TASK STATEMENT:
What follows is a listing; restate every line of it word for word.

RECORDS PROVIDED:
━━━━━━

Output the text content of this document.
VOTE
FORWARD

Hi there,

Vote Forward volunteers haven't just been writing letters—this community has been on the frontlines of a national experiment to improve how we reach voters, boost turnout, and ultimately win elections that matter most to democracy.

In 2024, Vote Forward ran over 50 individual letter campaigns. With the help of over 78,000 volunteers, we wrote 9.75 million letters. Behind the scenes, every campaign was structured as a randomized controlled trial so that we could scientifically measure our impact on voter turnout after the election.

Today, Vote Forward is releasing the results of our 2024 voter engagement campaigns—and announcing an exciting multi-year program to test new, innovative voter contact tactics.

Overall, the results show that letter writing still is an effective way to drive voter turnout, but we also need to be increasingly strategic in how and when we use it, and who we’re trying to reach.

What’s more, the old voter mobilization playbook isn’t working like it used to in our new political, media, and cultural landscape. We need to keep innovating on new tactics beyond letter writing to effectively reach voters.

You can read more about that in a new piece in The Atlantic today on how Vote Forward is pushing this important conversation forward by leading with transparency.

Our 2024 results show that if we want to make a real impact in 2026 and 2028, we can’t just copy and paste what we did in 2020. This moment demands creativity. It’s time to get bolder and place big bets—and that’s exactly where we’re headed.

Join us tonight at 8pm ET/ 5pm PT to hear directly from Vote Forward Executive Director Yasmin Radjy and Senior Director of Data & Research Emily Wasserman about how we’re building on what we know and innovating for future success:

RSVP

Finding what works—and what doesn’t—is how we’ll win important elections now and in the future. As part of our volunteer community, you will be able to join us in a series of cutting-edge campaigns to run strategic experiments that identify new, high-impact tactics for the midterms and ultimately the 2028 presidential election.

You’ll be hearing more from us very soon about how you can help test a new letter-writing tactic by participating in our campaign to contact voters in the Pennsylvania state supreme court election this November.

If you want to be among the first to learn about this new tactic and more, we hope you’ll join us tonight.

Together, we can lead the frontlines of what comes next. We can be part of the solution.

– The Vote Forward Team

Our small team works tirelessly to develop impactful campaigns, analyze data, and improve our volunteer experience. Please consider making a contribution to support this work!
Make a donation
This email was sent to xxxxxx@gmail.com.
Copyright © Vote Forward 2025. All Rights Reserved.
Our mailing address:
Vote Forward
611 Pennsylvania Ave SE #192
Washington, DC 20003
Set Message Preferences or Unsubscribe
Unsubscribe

━━━━━━

RESULT OF THE TASK:
Output the text content of this document.
VOTE
FORWARD

Hi there,

Vote Forward volunteers haven't just been writing letters—this community has been on the frontlines of a national experiment to improve how we reach voters, boost turnout, and ultimately win elections that matter most to democracy.

In 2024, Vote Forward ran over 50 individual letter campaigns. With the help of over 78,000 volunteers, we wrote 9.75 million letters. Behind the scenes, every campaign was structured as a randomized controlled trial so that we could scientifically measure our impact on voter turnout after the election.

Today, Vote Forward is releasing the results of our 2024 voter engagement campaigns—and announcing an exciting multi-year program to test new, innovative voter contact tactics.

Overall, the results show that letter writing still is an effective way to drive voter turnout, but we also need to be increasingly strategic in how and when we use it, and who we’re trying to reach.

What’s more, the old voter mobilization playbook isn’t working like it used to in our new political, media, and cultural landscape. We need to keep innovating on new tactics beyond letter writing to effectively reach voters.

You can read more about that in a new piece in The Atlantic today on how Vote Forward is pushing this important conversation forward by leading with transparency.

Our 2024 results show that if we want to make a real impact in 2026 and 2028, we can’t just copy and paste what we did in 2020. This moment demands creativity. It’s time to get bolder and place big bets—and that’s exactly where we’re headed.

Join us tonight at 8pm ET/ 5pm PT to hear directly from Vote Forward Executive Director Yasmin Radjy and Senior Director of Data & Research Emily Wasserman about how we’re building on what we know and innovating for future success:

RSVP

Finding what works—and what doesn’t—is how we’ll win important elections now and in the future. As part of our volunteer community, you will be able to join us in a series of cutting-edge campaigns to run strategic experiments that identify new, high-impact tactics for the midterms and ultimately the 2028 presidential election.

You’ll be hearing more from us very soon about how you can help test a new letter-writing tactic by participating in our campaign to contact voters in the Pennsylvania state supreme court election this November.

If you want to be among the first to learn about this new tactic and more, we hope you’ll join us tonight.

Together, we can lead the frontlines of what comes next. We can be part of the solution.

– The Vote Forward Team

Our small team works tirelessly to develop impactful campaigns, analyze data, and improve our volunteer experience. Please consider making a contribution to support this work!
Make a donation
This email was sent to xxxxxx@gmail.com.
Copyright © Vote Forward 2025. All Rights Reserved.
Our mailing address:
Vote Forward
611 Pennsylvania Ave SE #192
Washington, DC 20003
Set Message Preferences or Unsubscribe
Unsubscribe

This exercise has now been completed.